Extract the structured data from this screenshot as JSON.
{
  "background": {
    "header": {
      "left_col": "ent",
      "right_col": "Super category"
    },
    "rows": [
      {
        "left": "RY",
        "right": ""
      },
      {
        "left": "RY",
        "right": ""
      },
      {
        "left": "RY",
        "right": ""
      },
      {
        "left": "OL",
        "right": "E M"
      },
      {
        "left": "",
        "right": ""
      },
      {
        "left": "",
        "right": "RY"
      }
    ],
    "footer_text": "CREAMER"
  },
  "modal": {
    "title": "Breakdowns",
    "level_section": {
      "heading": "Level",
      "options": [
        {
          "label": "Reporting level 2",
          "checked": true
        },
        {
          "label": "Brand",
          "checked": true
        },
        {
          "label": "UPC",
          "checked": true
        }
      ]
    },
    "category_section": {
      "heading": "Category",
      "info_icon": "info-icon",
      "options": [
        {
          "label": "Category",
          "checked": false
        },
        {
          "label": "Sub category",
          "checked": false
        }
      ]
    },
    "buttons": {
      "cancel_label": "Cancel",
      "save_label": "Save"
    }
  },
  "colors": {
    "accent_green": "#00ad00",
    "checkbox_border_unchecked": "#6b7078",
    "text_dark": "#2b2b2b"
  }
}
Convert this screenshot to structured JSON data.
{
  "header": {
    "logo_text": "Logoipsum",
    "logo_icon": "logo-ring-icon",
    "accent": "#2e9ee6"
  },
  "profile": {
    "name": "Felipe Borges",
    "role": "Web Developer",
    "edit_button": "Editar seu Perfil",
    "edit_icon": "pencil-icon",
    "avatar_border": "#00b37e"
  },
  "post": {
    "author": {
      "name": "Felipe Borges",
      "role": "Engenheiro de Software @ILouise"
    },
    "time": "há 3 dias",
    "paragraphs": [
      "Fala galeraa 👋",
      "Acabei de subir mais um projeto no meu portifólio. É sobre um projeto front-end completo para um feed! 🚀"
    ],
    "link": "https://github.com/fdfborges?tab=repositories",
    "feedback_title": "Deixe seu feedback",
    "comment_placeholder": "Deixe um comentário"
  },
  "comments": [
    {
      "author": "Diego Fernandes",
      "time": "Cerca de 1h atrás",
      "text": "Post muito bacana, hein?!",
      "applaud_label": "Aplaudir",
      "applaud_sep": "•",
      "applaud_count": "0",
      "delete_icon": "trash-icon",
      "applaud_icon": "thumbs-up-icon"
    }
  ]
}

• • •

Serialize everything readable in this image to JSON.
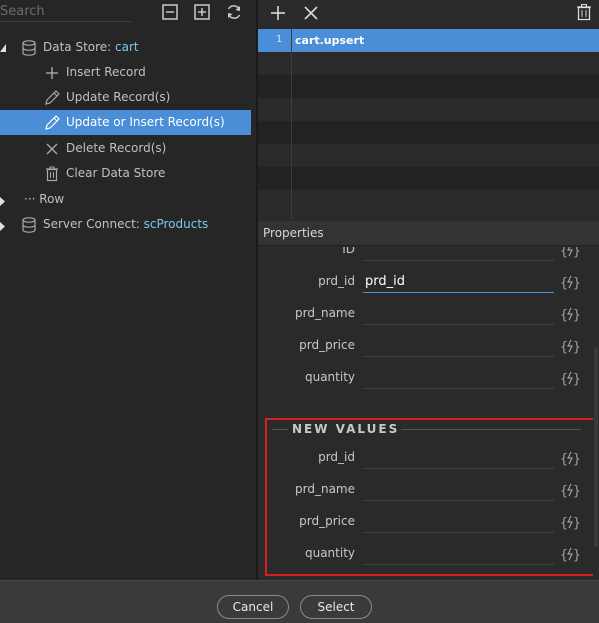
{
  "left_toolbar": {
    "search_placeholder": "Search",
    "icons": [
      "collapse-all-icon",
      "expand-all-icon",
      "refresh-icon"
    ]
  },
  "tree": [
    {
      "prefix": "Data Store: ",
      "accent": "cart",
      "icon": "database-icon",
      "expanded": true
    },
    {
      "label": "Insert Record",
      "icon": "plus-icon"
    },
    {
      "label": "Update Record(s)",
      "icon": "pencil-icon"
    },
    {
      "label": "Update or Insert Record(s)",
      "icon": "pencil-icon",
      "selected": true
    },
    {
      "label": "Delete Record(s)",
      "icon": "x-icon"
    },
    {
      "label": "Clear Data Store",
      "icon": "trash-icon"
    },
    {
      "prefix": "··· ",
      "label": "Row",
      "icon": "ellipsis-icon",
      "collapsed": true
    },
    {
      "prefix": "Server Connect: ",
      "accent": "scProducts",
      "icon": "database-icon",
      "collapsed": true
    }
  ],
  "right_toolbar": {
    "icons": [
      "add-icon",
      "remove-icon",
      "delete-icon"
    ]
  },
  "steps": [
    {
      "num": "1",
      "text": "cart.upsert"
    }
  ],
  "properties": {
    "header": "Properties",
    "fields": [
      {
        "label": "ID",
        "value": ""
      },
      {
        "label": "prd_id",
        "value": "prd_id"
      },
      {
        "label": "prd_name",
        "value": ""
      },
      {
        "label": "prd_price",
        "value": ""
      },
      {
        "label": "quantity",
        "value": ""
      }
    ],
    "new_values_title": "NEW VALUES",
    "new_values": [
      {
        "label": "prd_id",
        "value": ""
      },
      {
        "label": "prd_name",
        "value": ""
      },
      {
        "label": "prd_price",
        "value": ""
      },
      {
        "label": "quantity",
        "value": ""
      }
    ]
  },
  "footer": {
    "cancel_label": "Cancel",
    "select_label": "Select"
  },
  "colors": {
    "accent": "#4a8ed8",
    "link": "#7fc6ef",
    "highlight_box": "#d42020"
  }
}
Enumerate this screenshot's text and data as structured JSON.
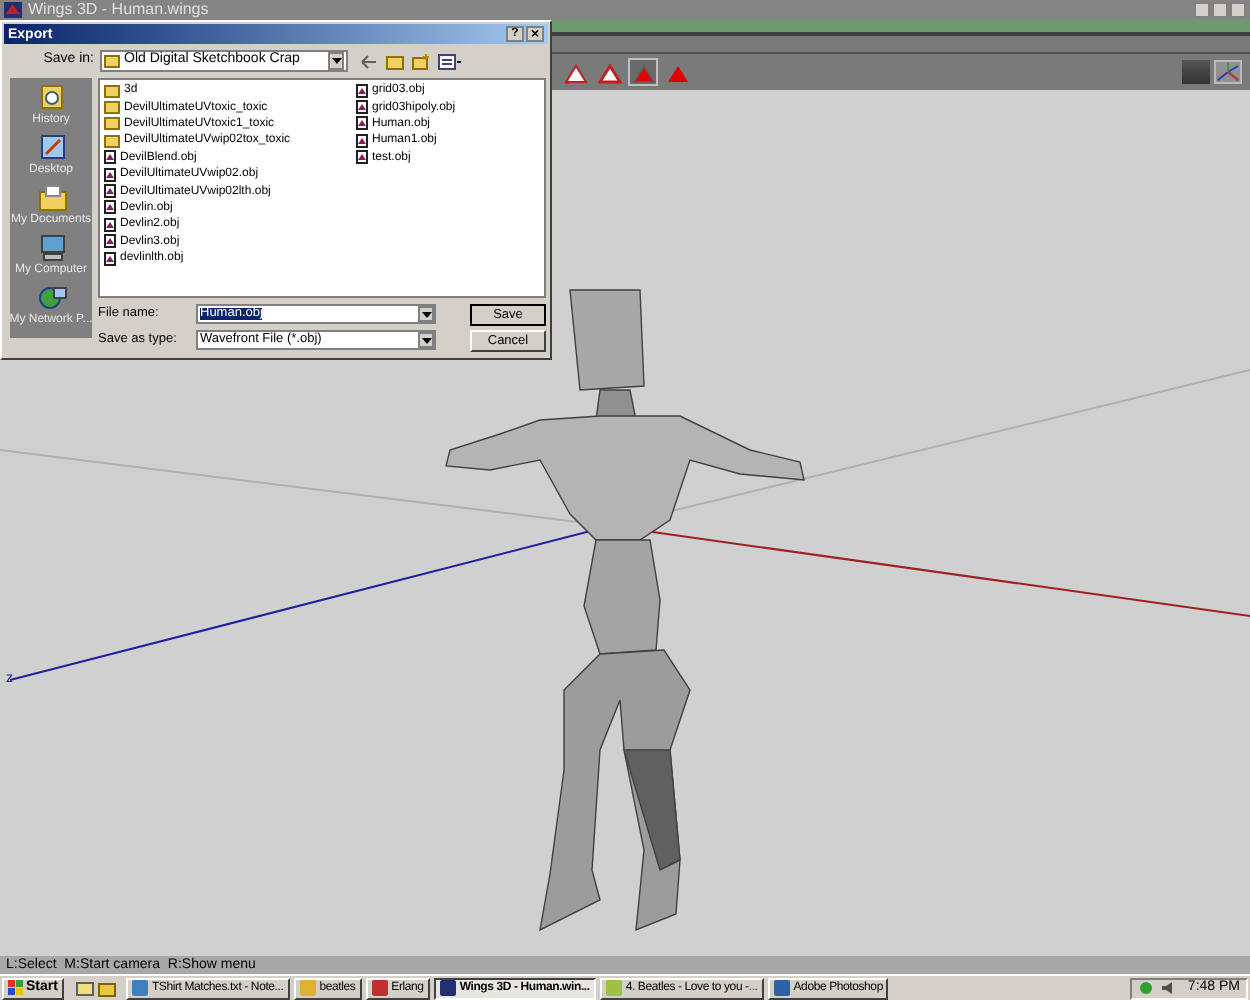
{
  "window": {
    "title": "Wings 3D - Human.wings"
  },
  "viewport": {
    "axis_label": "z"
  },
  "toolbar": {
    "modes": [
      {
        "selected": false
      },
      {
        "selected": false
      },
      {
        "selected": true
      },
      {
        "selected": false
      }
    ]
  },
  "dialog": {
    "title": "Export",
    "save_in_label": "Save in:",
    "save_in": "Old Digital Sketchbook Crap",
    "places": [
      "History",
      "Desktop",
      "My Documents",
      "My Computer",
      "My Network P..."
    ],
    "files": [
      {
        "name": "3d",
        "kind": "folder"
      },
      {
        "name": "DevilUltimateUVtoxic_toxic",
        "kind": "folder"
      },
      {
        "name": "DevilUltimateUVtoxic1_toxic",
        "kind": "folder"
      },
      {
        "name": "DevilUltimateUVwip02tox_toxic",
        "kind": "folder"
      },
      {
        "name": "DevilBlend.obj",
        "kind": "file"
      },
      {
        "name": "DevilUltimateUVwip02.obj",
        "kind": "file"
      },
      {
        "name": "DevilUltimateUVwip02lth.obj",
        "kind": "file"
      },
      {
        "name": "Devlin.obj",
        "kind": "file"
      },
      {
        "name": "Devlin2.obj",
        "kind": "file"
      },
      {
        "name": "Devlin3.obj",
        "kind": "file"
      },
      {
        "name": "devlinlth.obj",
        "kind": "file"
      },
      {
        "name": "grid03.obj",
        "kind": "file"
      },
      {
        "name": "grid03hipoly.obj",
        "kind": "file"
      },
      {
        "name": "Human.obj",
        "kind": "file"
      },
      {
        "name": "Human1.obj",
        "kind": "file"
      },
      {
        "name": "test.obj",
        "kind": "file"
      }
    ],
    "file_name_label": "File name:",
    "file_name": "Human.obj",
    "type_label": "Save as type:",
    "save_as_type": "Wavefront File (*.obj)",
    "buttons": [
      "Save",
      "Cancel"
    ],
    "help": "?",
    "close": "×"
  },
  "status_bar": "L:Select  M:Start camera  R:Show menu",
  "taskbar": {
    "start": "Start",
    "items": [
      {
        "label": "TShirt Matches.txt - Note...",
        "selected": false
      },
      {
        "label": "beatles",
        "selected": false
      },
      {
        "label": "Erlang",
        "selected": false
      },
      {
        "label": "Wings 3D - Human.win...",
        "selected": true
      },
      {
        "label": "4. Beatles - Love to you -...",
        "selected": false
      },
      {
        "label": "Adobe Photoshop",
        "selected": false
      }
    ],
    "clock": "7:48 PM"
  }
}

• • •

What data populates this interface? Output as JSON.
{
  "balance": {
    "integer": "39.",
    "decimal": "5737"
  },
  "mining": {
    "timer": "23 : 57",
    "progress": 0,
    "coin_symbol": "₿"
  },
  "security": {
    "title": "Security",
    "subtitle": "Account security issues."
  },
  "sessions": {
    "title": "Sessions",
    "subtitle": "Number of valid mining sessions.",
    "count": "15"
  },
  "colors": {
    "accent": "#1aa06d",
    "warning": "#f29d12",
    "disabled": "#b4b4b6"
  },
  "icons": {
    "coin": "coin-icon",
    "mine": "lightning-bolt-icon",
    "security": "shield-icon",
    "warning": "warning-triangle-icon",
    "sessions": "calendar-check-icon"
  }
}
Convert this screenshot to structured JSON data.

• • •

## [What is expected]
Reproduce every line from the entries that holds the word "prefix".

## [Result of the task]
      "prefix": "Data Store: ",
      "prefix": "··· ",
      "prefix": "Server Connect: ",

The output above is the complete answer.